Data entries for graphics
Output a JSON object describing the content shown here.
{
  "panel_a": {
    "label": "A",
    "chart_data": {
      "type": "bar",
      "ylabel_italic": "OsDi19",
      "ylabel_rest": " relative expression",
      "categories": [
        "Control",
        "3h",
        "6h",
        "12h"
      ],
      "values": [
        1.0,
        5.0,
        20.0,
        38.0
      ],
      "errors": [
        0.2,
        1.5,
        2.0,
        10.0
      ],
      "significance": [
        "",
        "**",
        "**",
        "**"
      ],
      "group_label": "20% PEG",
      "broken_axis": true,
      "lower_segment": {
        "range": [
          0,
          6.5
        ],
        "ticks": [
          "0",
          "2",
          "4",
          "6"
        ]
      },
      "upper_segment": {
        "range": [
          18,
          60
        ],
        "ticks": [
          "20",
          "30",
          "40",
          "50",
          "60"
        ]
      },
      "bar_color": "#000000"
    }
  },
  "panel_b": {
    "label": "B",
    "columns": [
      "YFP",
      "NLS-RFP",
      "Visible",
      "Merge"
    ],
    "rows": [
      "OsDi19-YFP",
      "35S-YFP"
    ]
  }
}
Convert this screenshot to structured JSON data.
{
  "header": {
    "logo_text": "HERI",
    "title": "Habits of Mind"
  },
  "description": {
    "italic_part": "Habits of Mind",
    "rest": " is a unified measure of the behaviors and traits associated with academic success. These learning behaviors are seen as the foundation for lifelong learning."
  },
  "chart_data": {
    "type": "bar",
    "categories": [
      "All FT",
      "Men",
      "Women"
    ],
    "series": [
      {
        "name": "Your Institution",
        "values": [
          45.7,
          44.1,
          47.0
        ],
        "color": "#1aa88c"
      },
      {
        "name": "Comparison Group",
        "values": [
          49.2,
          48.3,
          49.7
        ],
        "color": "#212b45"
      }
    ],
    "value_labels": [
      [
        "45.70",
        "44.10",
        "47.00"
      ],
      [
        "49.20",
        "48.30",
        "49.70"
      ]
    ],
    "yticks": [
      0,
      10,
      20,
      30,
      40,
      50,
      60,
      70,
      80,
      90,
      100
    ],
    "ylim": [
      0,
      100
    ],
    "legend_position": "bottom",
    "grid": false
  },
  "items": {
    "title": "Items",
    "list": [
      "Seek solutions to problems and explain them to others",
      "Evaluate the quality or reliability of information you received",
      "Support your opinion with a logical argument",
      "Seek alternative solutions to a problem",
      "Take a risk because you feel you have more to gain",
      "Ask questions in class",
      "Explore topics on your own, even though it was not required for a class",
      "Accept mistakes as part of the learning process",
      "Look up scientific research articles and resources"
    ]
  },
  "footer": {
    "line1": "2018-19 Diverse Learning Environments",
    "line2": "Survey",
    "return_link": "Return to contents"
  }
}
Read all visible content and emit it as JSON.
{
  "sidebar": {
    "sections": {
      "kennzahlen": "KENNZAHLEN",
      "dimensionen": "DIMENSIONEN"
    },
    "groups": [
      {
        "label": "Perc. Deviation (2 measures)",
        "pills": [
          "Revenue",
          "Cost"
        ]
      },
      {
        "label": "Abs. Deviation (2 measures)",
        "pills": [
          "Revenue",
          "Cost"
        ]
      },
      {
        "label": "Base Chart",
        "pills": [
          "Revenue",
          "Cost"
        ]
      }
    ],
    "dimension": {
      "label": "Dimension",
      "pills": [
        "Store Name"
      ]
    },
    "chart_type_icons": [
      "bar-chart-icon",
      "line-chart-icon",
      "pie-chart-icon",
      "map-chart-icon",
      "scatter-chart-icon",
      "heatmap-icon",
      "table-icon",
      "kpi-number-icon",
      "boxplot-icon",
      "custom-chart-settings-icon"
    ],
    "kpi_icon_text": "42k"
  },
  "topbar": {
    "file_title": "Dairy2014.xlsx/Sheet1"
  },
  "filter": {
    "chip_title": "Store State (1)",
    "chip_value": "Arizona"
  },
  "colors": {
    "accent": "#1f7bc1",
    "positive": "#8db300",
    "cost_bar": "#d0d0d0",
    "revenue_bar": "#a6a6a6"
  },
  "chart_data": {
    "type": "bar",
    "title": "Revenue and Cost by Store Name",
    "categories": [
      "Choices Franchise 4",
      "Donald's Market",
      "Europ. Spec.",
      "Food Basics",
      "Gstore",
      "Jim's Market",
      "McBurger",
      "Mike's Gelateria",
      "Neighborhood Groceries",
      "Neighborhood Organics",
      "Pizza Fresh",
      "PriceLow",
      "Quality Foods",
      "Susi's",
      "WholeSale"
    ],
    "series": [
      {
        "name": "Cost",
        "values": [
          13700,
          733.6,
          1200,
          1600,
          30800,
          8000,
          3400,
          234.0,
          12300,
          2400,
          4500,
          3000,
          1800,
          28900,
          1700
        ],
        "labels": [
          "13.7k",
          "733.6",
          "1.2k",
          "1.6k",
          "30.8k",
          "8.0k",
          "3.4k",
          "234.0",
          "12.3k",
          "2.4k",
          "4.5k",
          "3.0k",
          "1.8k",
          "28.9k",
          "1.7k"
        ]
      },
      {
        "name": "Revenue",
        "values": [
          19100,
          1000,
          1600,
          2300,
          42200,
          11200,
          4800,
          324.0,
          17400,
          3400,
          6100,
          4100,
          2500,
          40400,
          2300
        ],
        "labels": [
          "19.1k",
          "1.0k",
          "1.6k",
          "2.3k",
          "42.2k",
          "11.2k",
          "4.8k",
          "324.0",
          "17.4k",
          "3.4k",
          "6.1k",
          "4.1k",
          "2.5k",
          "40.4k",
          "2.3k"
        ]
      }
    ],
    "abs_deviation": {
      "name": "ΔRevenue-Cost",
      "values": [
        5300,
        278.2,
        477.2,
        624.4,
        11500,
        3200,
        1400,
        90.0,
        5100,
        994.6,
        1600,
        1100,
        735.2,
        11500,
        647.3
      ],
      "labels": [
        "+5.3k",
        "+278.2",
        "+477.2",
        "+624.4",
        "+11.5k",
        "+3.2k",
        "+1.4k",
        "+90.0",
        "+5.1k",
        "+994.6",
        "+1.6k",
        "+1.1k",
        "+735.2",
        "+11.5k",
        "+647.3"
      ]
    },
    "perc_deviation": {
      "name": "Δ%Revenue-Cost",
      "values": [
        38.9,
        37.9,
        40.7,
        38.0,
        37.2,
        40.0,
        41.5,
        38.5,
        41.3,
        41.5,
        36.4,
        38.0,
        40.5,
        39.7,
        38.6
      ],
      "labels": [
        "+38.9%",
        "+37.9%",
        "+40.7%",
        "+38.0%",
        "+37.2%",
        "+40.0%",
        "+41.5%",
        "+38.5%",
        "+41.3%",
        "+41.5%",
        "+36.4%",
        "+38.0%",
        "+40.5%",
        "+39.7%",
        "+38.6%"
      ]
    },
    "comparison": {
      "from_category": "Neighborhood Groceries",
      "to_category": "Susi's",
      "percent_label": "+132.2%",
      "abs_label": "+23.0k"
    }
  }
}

▸ **Task prompt**:
Pick out and copy the lines of the entries that hold the string "Groceries".

▸ **Complete output**:
      "Neighborhood Groceries",
      "from_category": "Neighborhood Groceries",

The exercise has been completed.